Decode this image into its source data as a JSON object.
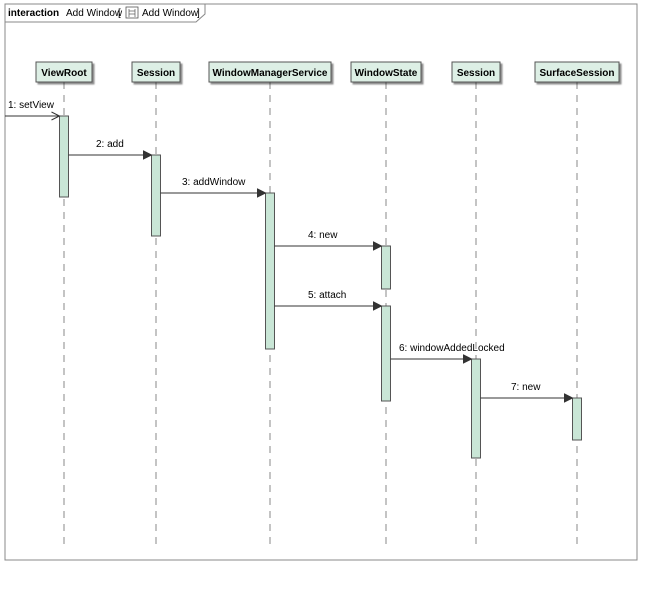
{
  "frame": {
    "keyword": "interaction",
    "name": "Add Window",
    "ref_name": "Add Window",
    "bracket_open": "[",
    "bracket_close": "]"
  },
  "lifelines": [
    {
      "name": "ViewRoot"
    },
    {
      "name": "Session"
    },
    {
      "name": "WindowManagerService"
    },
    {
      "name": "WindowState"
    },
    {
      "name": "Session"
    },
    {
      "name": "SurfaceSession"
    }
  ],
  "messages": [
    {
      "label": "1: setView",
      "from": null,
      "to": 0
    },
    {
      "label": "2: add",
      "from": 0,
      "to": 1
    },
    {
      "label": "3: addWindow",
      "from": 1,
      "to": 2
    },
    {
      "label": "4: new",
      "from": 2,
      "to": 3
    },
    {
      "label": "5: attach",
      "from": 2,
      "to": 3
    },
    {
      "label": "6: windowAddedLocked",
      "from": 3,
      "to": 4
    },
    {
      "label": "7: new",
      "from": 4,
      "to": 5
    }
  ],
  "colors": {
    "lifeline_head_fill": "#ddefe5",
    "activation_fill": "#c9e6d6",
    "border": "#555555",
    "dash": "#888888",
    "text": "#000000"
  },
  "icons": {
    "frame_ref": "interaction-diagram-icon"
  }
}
• • •
Transcribe the whole listing exactly. Pictures stay out of your copy.

Decode this image into its source data as a JSON object.
{
  "frame": {
    "keyword": "interaction",
    "name": "Add Window",
    "ref_name": "Add Window",
    "bracket_open": "[",
    "bracket_close": "]"
  },
  "lifelines": [
    {
      "name": "ViewRoot"
    },
    {
      "name": "Session"
    },
    {
      "name": "WindowManagerService"
    },
    {
      "name": "WindowState"
    },
    {
      "name": "Session"
    },
    {
      "name": "SurfaceSession"
    }
  ],
  "messages": [
    {
      "label": "1: setView",
      "from": null,
      "to": 0
    },
    {
      "label": "2: add",
      "from": 0,
      "to": 1
    },
    {
      "label": "3: addWindow",
      "from": 1,
      "to": 2
    },
    {
      "label": "4: new",
      "from": 2,
      "to": 3
    },
    {
      "label": "5: attach",
      "from": 2,
      "to": 3
    },
    {
      "label": "6: windowAddedLocked",
      "from": 3,
      "to": 4
    },
    {
      "label": "7: new",
      "from": 4,
      "to": 5
    }
  ],
  "colors": {
    "lifeline_head_fill": "#ddefe5",
    "activation_fill": "#c9e6d6",
    "border": "#555555",
    "dash": "#888888",
    "text": "#000000"
  },
  "icons": {
    "frame_ref": "interaction-diagram-icon"
  }
}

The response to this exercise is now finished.